__Extracted records__.

......

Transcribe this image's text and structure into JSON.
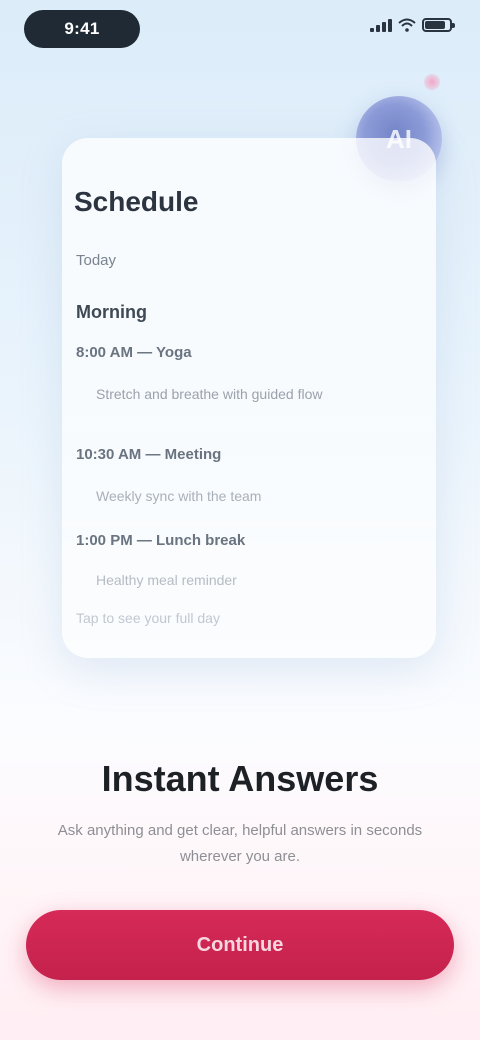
{
  "status_bar": {
    "time": "9:41",
    "icons": [
      "signal-icon",
      "wifi-icon",
      "battery-icon"
    ]
  },
  "avatar": {
    "initials": "AI"
  },
  "card": {
    "title": "Schedule",
    "line1": "Today",
    "line2": "Morning",
    "line3": "8:00 AM — Yoga",
    "line4": "Stretch and breathe with guided flow",
    "line5": "10:30 AM — Meeting",
    "line6": "Weekly sync with the team",
    "line7": "1:00 PM — Lunch break",
    "line8": "Healthy meal reminder",
    "line9": "Tap to see your full day"
  },
  "intro": {
    "headline": "Instant Answers",
    "subtext": "Ask anything and get clear, helpful answers in seconds wherever you are."
  },
  "cta": {
    "label": "Continue"
  },
  "colors": {
    "accent": "#d62a58",
    "background_top": "#dcecf9",
    "background_bottom": "#ffeef3"
  }
}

......

__Exercise objective__.
Write out all the entries word for word, but skip any images.

__Written answer__.
Transcribe this image's text and structure into JSON.
{
  "status_bar": {
    "time": "9:41",
    "icons": [
      "signal-icon",
      "wifi-icon",
      "battery-icon"
    ]
  },
  "avatar": {
    "initials": "AI"
  },
  "card": {
    "title": "Schedule",
    "line1": "Today",
    "line2": "Morning",
    "line3": "8:00 AM — Yoga",
    "line4": "Stretch and breathe with guided flow",
    "line5": "10:30 AM — Meeting",
    "line6": "Weekly sync with the team",
    "line7": "1:00 PM — Lunch break",
    "line8": "Healthy meal reminder",
    "line9": "Tap to see your full day"
  },
  "intro": {
    "headline": "Instant Answers",
    "subtext": "Ask anything and get clear, helpful answers in seconds wherever you are."
  },
  "cta": {
    "label": "Continue"
  },
  "colors": {
    "accent": "#d62a58",
    "background_top": "#dcecf9",
    "background_bottom": "#ffeef3"
  }
}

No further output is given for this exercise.